**What to produce:**
Output all of the entries below precisely as written.

**Dataset content:**

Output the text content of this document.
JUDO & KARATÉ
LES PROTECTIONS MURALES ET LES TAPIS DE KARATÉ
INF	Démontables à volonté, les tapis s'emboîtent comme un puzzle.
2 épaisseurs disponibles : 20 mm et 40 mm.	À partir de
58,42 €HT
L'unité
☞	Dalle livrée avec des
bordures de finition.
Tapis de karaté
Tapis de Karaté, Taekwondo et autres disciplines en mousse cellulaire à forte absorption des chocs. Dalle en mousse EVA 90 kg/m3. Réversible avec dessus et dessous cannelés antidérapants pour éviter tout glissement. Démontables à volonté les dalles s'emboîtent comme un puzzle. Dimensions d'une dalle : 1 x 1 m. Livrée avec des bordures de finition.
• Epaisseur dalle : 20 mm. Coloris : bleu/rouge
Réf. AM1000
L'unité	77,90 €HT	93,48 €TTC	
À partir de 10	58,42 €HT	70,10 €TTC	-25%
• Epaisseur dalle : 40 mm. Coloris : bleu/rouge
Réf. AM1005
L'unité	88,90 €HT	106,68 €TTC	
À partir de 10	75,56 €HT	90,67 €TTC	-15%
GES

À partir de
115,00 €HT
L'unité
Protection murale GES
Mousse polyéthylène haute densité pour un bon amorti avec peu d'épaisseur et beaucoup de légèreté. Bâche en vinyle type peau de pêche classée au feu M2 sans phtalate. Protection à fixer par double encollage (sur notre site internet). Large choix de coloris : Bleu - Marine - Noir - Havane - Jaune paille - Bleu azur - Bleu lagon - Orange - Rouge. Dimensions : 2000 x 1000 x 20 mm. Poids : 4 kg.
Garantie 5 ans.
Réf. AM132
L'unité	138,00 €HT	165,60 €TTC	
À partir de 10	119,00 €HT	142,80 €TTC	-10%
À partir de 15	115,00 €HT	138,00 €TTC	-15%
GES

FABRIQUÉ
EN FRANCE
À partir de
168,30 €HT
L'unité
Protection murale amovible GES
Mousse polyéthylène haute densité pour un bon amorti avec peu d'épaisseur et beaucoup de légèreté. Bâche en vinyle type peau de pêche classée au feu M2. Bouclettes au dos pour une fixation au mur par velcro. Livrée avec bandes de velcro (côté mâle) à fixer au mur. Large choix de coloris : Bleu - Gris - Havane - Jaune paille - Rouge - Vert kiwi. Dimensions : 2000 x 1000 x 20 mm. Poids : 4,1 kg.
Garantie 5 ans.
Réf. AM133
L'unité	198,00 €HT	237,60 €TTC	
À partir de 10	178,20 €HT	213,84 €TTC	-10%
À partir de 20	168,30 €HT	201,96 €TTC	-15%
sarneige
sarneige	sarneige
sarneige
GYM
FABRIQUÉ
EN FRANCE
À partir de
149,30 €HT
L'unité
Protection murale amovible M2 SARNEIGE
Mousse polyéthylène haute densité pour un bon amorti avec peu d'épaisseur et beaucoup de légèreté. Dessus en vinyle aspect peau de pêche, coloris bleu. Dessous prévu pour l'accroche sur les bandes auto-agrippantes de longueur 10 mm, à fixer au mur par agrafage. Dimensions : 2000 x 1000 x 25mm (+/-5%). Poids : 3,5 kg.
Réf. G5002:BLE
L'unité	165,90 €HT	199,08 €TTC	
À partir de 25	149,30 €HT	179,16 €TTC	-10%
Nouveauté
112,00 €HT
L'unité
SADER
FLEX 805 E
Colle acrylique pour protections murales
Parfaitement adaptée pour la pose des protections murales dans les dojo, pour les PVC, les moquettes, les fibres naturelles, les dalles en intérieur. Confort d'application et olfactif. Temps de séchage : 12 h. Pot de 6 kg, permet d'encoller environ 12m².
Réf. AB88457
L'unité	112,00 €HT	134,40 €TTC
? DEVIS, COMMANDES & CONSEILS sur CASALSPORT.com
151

**Answer to this task:**
Output the text content of this document.
JUDO & KARATÉ
LES PROTECTIONS MURALES ET LES TAPIS DE KARATÉ
INF	Démontables à volonté, les tapis s'emboîtent comme un puzzle.
2 épaisseurs disponibles : 20 mm et 40 mm.	À partir de
58,42 €HT
L'unité
☞	Dalle livrée avec des
bordures de finition.
Tapis de karaté
Tapis de Karaté, Taekwondo et autres disciplines en mousse cellulaire à forte absorption des chocs. Dalle en mousse EVA 90 kg/m3. Réversible avec dessus et dessous cannelés antidérapants pour éviter tout glissement. Démontables à volonté les dalles s'emboîtent comme un puzzle. Dimensions d'une dalle : 1 x 1 m. Livrée avec des bordures de finition.
• Epaisseur dalle : 20 mm. Coloris : bleu/rouge
Réf. AM1000
L'unité	77,90 €HT	93,48 €TTC	
À partir de 10	58,42 €HT	70,10 €TTC	-25%
• Epaisseur dalle : 40 mm. Coloris : bleu/rouge
Réf. AM1005
L'unité	88,90 €HT	106,68 €TTC	
À partir de 10	75,56 €HT	90,67 €TTC	-15%
GES

À partir de
115,00 €HT
L'unité
Protection murale GES
Mousse polyéthylène haute densité pour un bon amorti avec peu d'épaisseur et beaucoup de légèreté. Bâche en vinyle type peau de pêche classée au feu M2 sans phtalate. Protection à fixer par double encollage (sur notre site internet). Large choix de coloris : Bleu - Marine - Noir - Havane - Jaune paille - Bleu azur - Bleu lagon - Orange - Rouge. Dimensions : 2000 x 1000 x 20 mm. Poids : 4 kg.
Garantie 5 ans.
Réf. AM132
L'unité	138,00 €HT	165,60 €TTC	
À partir de 10	119,00 €HT	142,80 €TTC	-10%
À partir de 15	115,00 €HT	138,00 €TTC	-15%
GES

FABRIQUÉ
EN FRANCE
À partir de
168,30 €HT
L'unité
Protection murale amovible GES
Mousse polyéthylène haute densité pour un bon amorti avec peu d'épaisseur et beaucoup de légèreté. Bâche en vinyle type peau de pêche classée au feu M2. Bouclettes au dos pour une fixation au mur par velcro. Livrée avec bandes de velcro (côté mâle) à fixer au mur. Large choix de coloris : Bleu - Gris - Havane - Jaune paille - Rouge - Vert kiwi. Dimensions : 2000 x 1000 x 20 mm. Poids : 4,1 kg.
Garantie 5 ans.
Réf. AM133
L'unité	198,00 €HT	237,60 €TTC	
À partir de 10	178,20 €HT	213,84 €TTC	-10%
À partir de 20	168,30 €HT	201,96 €TTC	-15%
sarneige
sarneige	sarneige
sarneige
GYM
FABRIQUÉ
EN FRANCE
À partir de
149,30 €HT
L'unité
Protection murale amovible M2 SARNEIGE
Mousse polyéthylène haute densité pour un bon amorti avec peu d'épaisseur et beaucoup de légèreté. Dessus en vinyle aspect peau de pêche, coloris bleu. Dessous prévu pour l'accroche sur les bandes auto-agrippantes de longueur 10 mm, à fixer au mur par agrafage. Dimensions : 2000 x 1000 x 25mm (+/-5%). Poids : 3,5 kg.
Réf. G5002:BLE
L'unité	165,90 €HT	199,08 €TTC	
À partir de 25	149,30 €HT	179,16 €TTC	-10%
Nouveauté
112,00 €HT
L'unité
SADER
FLEX 805 E
Colle acrylique pour protections murales
Parfaitement adaptée pour la pose des protections murales dans les dojo, pour les PVC, les moquettes, les fibres naturelles, les dalles en intérieur. Confort d'application et olfactif. Temps de séchage : 12 h. Pot de 6 kg, permet d'encoller environ 12m².
Réf. AB88457
L'unité	112,00 €HT	134,40 €TTC
? DEVIS, COMMANDES & CONSEILS sur CASALSPORT.com
151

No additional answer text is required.